THE EXERCISE:
Go through the records underneath and write each one out again exactly.

(Items from a dataset)
^^^^^^^^^^^^^^^^
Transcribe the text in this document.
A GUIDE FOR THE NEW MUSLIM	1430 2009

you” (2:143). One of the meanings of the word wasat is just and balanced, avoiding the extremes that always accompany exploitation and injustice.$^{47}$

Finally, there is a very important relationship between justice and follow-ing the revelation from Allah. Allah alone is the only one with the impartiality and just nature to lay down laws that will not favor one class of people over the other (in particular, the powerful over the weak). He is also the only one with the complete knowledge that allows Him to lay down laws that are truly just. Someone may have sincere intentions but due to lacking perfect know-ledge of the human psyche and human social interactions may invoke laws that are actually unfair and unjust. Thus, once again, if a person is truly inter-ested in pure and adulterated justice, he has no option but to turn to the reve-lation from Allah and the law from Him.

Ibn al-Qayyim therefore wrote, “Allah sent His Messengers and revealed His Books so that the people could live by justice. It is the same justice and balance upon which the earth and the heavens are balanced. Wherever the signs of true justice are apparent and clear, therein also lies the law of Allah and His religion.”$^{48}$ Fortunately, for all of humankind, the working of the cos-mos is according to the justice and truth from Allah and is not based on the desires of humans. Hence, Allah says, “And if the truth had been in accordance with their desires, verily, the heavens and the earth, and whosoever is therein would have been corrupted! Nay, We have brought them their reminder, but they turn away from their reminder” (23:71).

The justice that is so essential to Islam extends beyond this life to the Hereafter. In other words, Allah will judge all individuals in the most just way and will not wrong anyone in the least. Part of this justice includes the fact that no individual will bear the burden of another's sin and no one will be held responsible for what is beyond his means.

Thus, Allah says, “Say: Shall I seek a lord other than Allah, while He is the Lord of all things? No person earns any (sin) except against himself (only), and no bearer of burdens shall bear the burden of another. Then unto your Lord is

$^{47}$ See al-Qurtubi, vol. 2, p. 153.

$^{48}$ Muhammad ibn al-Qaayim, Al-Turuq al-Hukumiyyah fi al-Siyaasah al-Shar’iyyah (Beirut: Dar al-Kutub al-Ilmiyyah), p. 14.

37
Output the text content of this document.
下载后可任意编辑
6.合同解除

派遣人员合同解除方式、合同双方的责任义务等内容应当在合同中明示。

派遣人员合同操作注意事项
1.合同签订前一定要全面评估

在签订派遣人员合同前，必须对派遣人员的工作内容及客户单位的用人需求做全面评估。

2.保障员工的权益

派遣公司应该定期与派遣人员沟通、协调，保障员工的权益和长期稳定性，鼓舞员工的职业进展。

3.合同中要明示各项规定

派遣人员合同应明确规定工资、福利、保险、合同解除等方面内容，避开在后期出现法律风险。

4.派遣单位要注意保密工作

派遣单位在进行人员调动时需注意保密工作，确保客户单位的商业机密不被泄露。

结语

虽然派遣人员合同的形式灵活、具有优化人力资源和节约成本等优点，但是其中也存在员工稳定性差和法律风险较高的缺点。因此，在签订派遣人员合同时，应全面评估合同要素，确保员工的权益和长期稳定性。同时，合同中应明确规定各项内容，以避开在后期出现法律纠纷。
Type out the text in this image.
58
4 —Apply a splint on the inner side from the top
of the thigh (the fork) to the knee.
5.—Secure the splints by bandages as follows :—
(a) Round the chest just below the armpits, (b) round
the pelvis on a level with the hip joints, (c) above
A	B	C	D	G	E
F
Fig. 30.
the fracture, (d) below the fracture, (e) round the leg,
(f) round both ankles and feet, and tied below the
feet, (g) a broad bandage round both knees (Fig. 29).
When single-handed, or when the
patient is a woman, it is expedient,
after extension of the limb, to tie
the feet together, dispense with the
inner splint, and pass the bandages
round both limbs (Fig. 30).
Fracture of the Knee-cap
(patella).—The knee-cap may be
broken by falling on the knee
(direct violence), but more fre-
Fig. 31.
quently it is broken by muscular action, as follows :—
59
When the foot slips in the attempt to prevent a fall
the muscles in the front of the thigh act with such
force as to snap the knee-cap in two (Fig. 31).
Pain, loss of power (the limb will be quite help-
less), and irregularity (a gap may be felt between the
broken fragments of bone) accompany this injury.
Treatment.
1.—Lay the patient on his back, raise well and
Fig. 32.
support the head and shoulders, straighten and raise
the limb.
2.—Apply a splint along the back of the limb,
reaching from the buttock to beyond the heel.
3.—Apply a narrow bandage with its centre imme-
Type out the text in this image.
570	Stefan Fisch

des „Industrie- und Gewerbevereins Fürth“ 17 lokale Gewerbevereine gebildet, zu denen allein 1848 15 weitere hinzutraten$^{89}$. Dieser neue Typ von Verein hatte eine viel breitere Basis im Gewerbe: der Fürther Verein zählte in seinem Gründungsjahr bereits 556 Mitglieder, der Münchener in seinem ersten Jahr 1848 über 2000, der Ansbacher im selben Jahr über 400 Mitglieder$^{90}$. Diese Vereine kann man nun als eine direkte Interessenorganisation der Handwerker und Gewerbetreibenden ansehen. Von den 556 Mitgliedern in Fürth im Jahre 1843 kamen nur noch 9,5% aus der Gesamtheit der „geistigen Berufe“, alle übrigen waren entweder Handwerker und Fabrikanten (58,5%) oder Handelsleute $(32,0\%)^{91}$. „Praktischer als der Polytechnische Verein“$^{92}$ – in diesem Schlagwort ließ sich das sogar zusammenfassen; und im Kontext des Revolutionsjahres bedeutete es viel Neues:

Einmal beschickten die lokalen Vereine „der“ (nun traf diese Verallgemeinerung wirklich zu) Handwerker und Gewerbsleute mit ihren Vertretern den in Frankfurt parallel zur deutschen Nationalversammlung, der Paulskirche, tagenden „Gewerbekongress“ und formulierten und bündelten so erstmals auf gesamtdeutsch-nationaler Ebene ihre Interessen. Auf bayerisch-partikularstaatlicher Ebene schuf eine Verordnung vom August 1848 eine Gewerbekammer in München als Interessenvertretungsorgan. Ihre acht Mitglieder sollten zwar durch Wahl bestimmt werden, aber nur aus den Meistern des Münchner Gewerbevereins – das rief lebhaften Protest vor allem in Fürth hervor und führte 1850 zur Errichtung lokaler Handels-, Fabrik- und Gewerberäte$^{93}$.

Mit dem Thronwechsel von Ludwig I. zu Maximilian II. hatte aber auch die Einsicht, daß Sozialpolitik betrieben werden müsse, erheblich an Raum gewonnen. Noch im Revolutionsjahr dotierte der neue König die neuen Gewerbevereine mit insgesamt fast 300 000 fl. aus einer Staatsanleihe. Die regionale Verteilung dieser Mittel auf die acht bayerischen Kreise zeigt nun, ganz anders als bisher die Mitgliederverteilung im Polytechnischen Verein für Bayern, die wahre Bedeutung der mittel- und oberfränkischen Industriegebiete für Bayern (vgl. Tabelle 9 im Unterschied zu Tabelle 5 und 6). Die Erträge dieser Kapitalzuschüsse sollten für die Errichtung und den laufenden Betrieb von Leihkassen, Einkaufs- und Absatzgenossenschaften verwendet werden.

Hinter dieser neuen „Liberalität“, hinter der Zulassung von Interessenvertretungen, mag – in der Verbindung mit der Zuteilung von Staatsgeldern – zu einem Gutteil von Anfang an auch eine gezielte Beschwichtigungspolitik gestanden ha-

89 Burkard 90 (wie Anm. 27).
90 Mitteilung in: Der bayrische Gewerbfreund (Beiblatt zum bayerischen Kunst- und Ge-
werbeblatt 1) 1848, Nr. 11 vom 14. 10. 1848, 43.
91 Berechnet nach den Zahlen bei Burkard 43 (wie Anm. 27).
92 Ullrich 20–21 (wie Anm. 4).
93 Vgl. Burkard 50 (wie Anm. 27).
^^^^^^^^^^^^^^^^
TASK ANSWER:
Transcribe the text in this document.
A GUIDE FOR THE NEW MUSLIM	1430 2009

you” (2:143). One of the meanings of the word wasat is just and balanced, avoiding the extremes that always accompany exploitation and injustice.$^{47}$

Finally, there is a very important relationship between justice and follow-ing the revelation from Allah. Allah alone is the only one with the impartiality and just nature to lay down laws that will not favor one class of people over the other (in particular, the powerful over the weak). He is also the only one with the complete knowledge that allows Him to lay down laws that are truly just. Someone may have sincere intentions but due to lacking perfect know-ledge of the human psyche and human social interactions may invoke laws that are actually unfair and unjust. Thus, once again, if a person is truly inter-ested in pure and adulterated justice, he has no option but to turn to the reve-lation from Allah and the law from Him.

Ibn al-Qayyim therefore wrote, “Allah sent His Messengers and revealed His Books so that the people could live by justice. It is the same justice and balance upon which the earth and the heavens are balanced. Wherever the signs of true justice are apparent and clear, therein also lies the law of Allah and His religion.”$^{48}$ Fortunately, for all of humankind, the working of the cos-mos is according to the justice and truth from Allah and is not based on the desires of humans. Hence, Allah says, “And if the truth had been in accordance with their desires, verily, the heavens and the earth, and whosoever is therein would have been corrupted! Nay, We have brought them their reminder, but they turn away from their reminder” (23:71).

The justice that is so essential to Islam extends beyond this life to the Hereafter. In other words, Allah will judge all individuals in the most just way and will not wrong anyone in the least. Part of this justice includes the fact that no individual will bear the burden of another's sin and no one will be held responsible for what is beyond his means.

Thus, Allah says, “Say: Shall I seek a lord other than Allah, while He is the Lord of all things? No person earns any (sin) except against himself (only), and no bearer of burdens shall bear the burden of another. Then unto your Lord is

$^{47}$ See al-Qurtubi, vol. 2, p. 153.

$^{48}$ Muhammad ibn al-Qaayim, Al-Turuq al-Hukumiyyah fi al-Siyaasah al-Shar’iyyah (Beirut: Dar al-Kutub al-Ilmiyyah), p. 14.

37
Output the text content of this document.
下载后可任意编辑
6.合同解除

派遣人员合同解除方式、合同双方的责任义务等内容应当在合同中明示。

派遣人员合同操作注意事项
1.合同签订前一定要全面评估

在签订派遣人员合同前，必须对派遣人员的工作内容及客户单位的用人需求做全面评估。

2.保障员工的权益

派遣公司应该定期与派遣人员沟通、协调，保障员工的权益和长期稳定性，鼓舞员工的职业进展。

3.合同中要明示各项规定

派遣人员合同应明确规定工资、福利、保险、合同解除等方面内容，避开在后期出现法律风险。

4.派遣单位要注意保密工作

派遣单位在进行人员调动时需注意保密工作，确保客户单位的商业机密不被泄露。

结语

虽然派遣人员合同的形式灵活、具有优化人力资源和节约成本等优点，但是其中也存在员工稳定性差和法律风险较高的缺点。因此，在签订派遣人员合同时，应全面评估合同要素，确保员工的权益和长期稳定性。同时，合同中应明确规定各项内容，以避开在后期出现法律纠纷。
Type out the text in this image.
58
4 —Apply a splint on the inner side from the top
of the thigh (the fork) to the knee.
5.—Secure the splints by bandages as follows :—
(a) Round the chest just below the armpits, (b) round
the pelvis on a level with the hip joints, (c) above
A	B	C	D	G	E
F
Fig. 30.
the fracture, (d) below the fracture, (e) round the leg,
(f) round both ankles and feet, and tied below the
feet, (g) a broad bandage round both knees (Fig. 29).
When single-handed, or when the
patient is a woman, it is expedient,
after extension of the limb, to tie
the feet together, dispense with the
inner splint, and pass the bandages
round both limbs (Fig. 30).
Fracture of the Knee-cap
(patella).—The knee-cap may be
broken by falling on the knee
(direct violence), but more fre-
Fig. 31.
quently it is broken by muscular action, as follows :—
59
When the foot slips in the attempt to prevent a fall
the muscles in the front of the thigh act with such
force as to snap the knee-cap in two (Fig. 31).
Pain, loss of power (the limb will be quite help-
less), and irregularity (a gap may be felt between the
broken fragments of bone) accompany this injury.
Treatment.
1.—Lay the patient on his back, raise well and
Fig. 32.
support the head and shoulders, straighten and raise
the limb.
2.—Apply a splint along the back of the limb,
reaching from the buttock to beyond the heel.
3.—Apply a narrow bandage with its centre imme-
Type out the text in this image.
570	Stefan Fisch

des „Industrie- und Gewerbevereins Fürth“ 17 lokale Gewerbevereine gebildet, zu denen allein 1848 15 weitere hinzutraten$^{89}$. Dieser neue Typ von Verein hatte eine viel breitere Basis im Gewerbe: der Fürther Verein zählte in seinem Gründungsjahr bereits 556 Mitglieder, der Münchener in seinem ersten Jahr 1848 über 2000, der Ansbacher im selben Jahr über 400 Mitglieder$^{90}$. Diese Vereine kann man nun als eine direkte Interessenorganisation der Handwerker und Gewerbetreibenden ansehen. Von den 556 Mitgliedern in Fürth im Jahre 1843 kamen nur noch 9,5% aus der Gesamtheit der „geistigen Berufe“, alle übrigen waren entweder Handwerker und Fabrikanten (58,5%) oder Handelsleute $(32,0\%)^{91}$. „Praktischer als der Polytechnische Verein“$^{92}$ – in diesem Schlagwort ließ sich das sogar zusammenfassen; und im Kontext des Revolutionsjahres bedeutete es viel Neues:

Einmal beschickten die lokalen Vereine „der“ (nun traf diese Verallgemeinerung wirklich zu) Handwerker und Gewerbsleute mit ihren Vertretern den in Frankfurt parallel zur deutschen Nationalversammlung, der Paulskirche, tagenden „Gewerbekongress“ und formulierten und bündelten so erstmals auf gesamtdeutsch-nationaler Ebene ihre Interessen. Auf bayerisch-partikularstaatlicher Ebene schuf eine Verordnung vom August 1848 eine Gewerbekammer in München als Interessenvertretungsorgan. Ihre acht Mitglieder sollten zwar durch Wahl bestimmt werden, aber nur aus den Meistern des Münchner Gewerbevereins – das rief lebhaften Protest vor allem in Fürth hervor und führte 1850 zur Errichtung lokaler Handels-, Fabrik- und Gewerberäte$^{93}$.

Mit dem Thronwechsel von Ludwig I. zu Maximilian II. hatte aber auch die Einsicht, daß Sozialpolitik betrieben werden müsse, erheblich an Raum gewonnen. Noch im Revolutionsjahr dotierte der neue König die neuen Gewerbevereine mit insgesamt fast 300 000 fl. aus einer Staatsanleihe. Die regionale Verteilung dieser Mittel auf die acht bayerischen Kreise zeigt nun, ganz anders als bisher die Mitgliederverteilung im Polytechnischen Verein für Bayern, die wahre Bedeutung der mittel- und oberfränkischen Industriegebiete für Bayern (vgl. Tabelle 9 im Unterschied zu Tabelle 5 und 6). Die Erträge dieser Kapitalzuschüsse sollten für die Errichtung und den laufenden Betrieb von Leihkassen, Einkaufs- und Absatzgenossenschaften verwendet werden.

Hinter dieser neuen „Liberalität“, hinter der Zulassung von Interessenvertretungen, mag – in der Verbindung mit der Zuteilung von Staatsgeldern – zu einem Gutteil von Anfang an auch eine gezielte Beschwichtigungspolitik gestanden ha-

89 Burkard 90 (wie Anm. 27).
90 Mitteilung in: Der bayrische Gewerbfreund (Beiblatt zum bayerischen Kunst- und Ge-
werbeblatt 1) 1848, Nr. 11 vom 14. 10. 1848, 43.
91 Berechnet nach den Zahlen bei Burkard 43 (wie Anm. 27).
92 Ullrich 20–21 (wie Anm. 4).
93 Vgl. Burkard 50 (wie Anm. 27).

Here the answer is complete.